### What the exercise asks
Extract the full set of records, then give each one again exactly.

### Material for the task
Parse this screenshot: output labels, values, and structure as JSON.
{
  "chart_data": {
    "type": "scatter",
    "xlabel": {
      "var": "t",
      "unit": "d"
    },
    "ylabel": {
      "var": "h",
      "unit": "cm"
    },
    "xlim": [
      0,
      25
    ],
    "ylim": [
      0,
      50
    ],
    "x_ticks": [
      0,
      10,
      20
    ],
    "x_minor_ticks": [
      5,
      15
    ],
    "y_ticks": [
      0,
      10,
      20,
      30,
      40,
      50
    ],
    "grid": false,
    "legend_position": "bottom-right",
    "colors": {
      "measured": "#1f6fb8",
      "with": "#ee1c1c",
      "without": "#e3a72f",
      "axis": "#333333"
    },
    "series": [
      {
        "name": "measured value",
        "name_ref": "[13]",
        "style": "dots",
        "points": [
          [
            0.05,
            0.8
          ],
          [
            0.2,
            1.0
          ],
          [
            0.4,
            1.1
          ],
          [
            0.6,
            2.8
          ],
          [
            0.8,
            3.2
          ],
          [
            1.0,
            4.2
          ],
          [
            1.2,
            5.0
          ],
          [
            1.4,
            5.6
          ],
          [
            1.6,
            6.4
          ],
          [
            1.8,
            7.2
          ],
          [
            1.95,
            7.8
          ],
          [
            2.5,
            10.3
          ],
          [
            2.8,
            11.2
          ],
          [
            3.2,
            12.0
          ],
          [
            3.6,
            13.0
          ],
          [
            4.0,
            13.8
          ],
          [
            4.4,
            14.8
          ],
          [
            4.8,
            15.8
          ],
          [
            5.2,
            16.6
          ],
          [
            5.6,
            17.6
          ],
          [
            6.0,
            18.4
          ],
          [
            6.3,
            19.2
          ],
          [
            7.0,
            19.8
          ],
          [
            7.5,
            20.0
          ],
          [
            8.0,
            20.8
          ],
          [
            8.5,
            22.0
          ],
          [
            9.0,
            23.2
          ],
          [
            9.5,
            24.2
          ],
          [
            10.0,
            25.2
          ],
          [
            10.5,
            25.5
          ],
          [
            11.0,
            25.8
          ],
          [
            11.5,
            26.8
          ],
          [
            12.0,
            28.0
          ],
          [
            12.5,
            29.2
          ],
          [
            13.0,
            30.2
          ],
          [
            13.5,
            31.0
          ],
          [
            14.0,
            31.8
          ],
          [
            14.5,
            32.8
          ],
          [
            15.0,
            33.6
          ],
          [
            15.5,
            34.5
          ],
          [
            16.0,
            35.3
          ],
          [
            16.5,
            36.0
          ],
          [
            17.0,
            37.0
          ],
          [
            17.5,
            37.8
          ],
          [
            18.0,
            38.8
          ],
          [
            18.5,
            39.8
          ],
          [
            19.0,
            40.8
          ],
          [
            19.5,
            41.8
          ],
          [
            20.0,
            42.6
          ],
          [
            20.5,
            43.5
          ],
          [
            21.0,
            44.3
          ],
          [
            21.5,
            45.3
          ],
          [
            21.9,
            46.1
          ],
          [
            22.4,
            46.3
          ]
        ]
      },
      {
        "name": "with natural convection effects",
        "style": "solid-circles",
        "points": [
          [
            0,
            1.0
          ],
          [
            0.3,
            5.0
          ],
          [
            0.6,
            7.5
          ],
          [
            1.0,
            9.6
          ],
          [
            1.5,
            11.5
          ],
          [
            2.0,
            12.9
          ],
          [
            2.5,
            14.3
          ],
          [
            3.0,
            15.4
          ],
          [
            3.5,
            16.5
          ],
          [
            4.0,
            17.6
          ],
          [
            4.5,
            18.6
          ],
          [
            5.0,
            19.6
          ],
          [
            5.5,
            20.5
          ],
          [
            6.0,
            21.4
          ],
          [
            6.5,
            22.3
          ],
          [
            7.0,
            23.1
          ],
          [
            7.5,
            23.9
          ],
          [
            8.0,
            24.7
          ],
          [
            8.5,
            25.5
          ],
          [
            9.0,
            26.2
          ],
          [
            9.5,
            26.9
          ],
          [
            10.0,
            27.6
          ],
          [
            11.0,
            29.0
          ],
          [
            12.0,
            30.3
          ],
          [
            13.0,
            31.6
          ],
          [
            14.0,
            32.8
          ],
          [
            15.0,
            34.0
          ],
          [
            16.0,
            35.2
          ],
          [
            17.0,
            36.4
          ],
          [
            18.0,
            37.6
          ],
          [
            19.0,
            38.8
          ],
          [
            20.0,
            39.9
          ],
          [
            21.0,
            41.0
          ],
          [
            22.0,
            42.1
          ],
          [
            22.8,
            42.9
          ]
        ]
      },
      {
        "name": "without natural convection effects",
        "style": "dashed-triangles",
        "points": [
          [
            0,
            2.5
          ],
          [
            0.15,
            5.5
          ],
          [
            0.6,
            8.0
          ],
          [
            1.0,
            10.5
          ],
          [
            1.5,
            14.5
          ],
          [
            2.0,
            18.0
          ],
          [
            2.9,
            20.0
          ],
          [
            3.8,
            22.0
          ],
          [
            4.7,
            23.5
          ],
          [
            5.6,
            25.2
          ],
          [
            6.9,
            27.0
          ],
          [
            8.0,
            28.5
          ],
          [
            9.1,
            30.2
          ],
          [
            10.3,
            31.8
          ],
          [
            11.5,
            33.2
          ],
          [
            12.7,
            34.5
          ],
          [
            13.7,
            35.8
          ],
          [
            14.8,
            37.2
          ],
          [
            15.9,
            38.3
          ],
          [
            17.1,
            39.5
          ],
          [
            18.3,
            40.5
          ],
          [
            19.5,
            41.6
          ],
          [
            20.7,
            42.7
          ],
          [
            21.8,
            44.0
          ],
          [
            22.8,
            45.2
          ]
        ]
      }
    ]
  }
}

### Output of the task
Parse this screenshot: output labels, values, and structure as JSON.
{
  "chart_data": {
    "type": "scatter",
    "xlabel": {
      "var": "t",
      "unit": "d"
    },
    "ylabel": {
      "var": "h",
      "unit": "cm"
    },
    "xlim": [
      0,
      25
    ],
    "ylim": [
      0,
      50
    ],
    "x_ticks": [
      0,
      10,
      20
    ],
    "x_minor_ticks": [
      5,
      15
    ],
    "y_ticks": [
      0,
      10,
      20,
      30,
      40,
      50
    ],
    "grid": false,
    "legend_position": "bottom-right",
    "colors": {
      "measured": "#1f6fb8",
      "with": "#ee1c1c",
      "without": "#e3a72f",
      "axis": "#333333"
    },
    "series": [
      {
        "name": "measured value",
        "name_ref": "[13]",
        "style": "dots",
        "points": [
          [
            0.05,
            0.8
          ],
          [
            0.2,
            1.0
          ],
          [
            0.4,
            1.1
          ],
          [
            0.6,
            2.8
          ],
          [
            0.8,
            3.2
          ],
          [
            1.0,
            4.2
          ],
          [
            1.2,
            5.0
          ],
          [
            1.4,
            5.6
          ],
          [
            1.6,
            6.4
          ],
          [
            1.8,
            7.2
          ],
          [
            1.95,
            7.8
          ],
          [
            2.5,
            10.3
          ],
          [
            2.8,
            11.2
          ],
          [
            3.2,
            12.0
          ],
          [
            3.6,
            13.0
          ],
          [
            4.0,
            13.8
          ],
          [
            4.4,
            14.8
          ],
          [
            4.8,
            15.8
          ],
          [
            5.2,
            16.6
          ],
          [
            5.6,
            17.6
          ],
          [
            6.0,
            18.4
          ],
          [
            6.3,
            19.2
          ],
          [
            7.0,
            19.8
          ],
          [
            7.5,
            20.0
          ],
          [
            8.0,
            20.8
          ],
          [
            8.5,
            22.0
          ],
          [
            9.0,
            23.2
          ],
          [
            9.5,
            24.2
          ],
          [
            10.0,
            25.2
          ],
          [
            10.5,
            25.5
          ],
          [
            11.0,
            25.8
          ],
          [
            11.5,
            26.8
          ],
          [
            12.0,
            28.0
          ],
          [
            12.5,
            29.2
          ],
          [
            13.0,
            30.2
          ],
          [
            13.5,
            31.0
          ],
          [
            14.0,
            31.8
          ],
          [
            14.5,
            32.8
          ],
          [
            15.0,
            33.6
          ],
          [
            15.5,
            34.5
          ],
          [
            16.0,
            35.3
          ],
          [
            16.5,
            36.0
          ],
          [
            17.0,
            37.0
          ],
          [
            17.5,
            37.8
          ],
          [
            18.0,
            38.8
          ],
          [
            18.5,
            39.8
          ],
          [
            19.0,
            40.8
          ],
          [
            19.5,
            41.8
          ],
          [
            20.0,
            42.6
          ],
          [
            20.5,
            43.5
          ],
          [
            21.0,
            44.3
          ],
          [
            21.5,
            45.3
          ],
          [
            21.9,
            46.1
          ],
          [
            22.4,
            46.3
          ]
        ]
      },
      {
        "name": "with natural convection effects",
        "style": "solid-circles",
        "points": [
          [
            0,
            1.0
          ],
          [
            0.3,
            5.0
          ],
          [
            0.6,
            7.5
          ],
          [
            1.0,
            9.6
          ],
          [
            1.5,
            11.5
          ],
          [
            2.0,
            12.9
          ],
          [
            2.5,
            14.3
          ],
          [
            3.0,
            15.4
          ],
          [
            3.5,
            16.5
          ],
          [
            4.0,
            17.6
          ],
          [
            4.5,
            18.6
          ],
          [
            5.0,
            19.6
          ],
          [
            5.5,
            20.5
          ],
          [
            6.0,
            21.4
          ],
          [
            6.5,
            22.3
          ],
          [
            7.0,
            23.1
          ],
          [
            7.5,
            23.9
          ],
          [
            8.0,
            24.7
          ],
          [
            8.5,
            25.5
          ],
          [
            9.0,
            26.2
          ],
          [
            9.5,
            26.9
          ],
          [
            10.0,
            27.6
          ],
          [
            11.0,
            29.0
          ],
          [
            12.0,
            30.3
          ],
          [
            13.0,
            31.6
          ],
          [
            14.0,
            32.8
          ],
          [
            15.0,
            34.0
          ],
          [
            16.0,
            35.2
          ],
          [
            17.0,
            36.4
          ],
          [
            18.0,
            37.6
          ],
          [
            19.0,
            38.8
          ],
          [
            20.0,
            39.9
          ],
          [
            21.0,
            41.0
          ],
          [
            22.0,
            42.1
          ],
          [
            22.8,
            42.9
          ]
        ]
      },
      {
        "name": "without natural convection effects",
        "style": "dashed-triangles",
        "points": [
          [
            0,
            2.5
          ],
          [
            0.15,
            5.5
          ],
          [
            0.6,
            8.0
          ],
          [
            1.0,
            10.5
          ],
          [
            1.5,
            14.5
          ],
          [
            2.0,
            18.0
          ],
          [
            2.9,
            20.0
          ],
          [
            3.8,
            22.0
          ],
          [
            4.7,
            23.5
          ],
          [
            5.6,
            25.2
          ],
          [
            6.9,
            27.0
          ],
          [
            8.0,
            28.5
          ],
          [
            9.1,
            30.2
          ],
          [
            10.3,
            31.8
          ],
          [
            11.5,
            33.2
          ],
          [
            12.7,
            34.5
          ],
          [
            13.7,
            35.8
          ],
          [
            14.8,
            37.2
          ],
          [
            15.9,
            38.3
          ],
          [
            17.1,
            39.5
          ],
          [
            18.3,
            40.5
          ],
          [
            19.5,
            41.6
          ],
          [
            20.7,
            42.7
          ],
          [
            21.8,
            44.0
          ],
          [
            22.8,
            45.2
          ]
        ]
      }
    ]
  }
}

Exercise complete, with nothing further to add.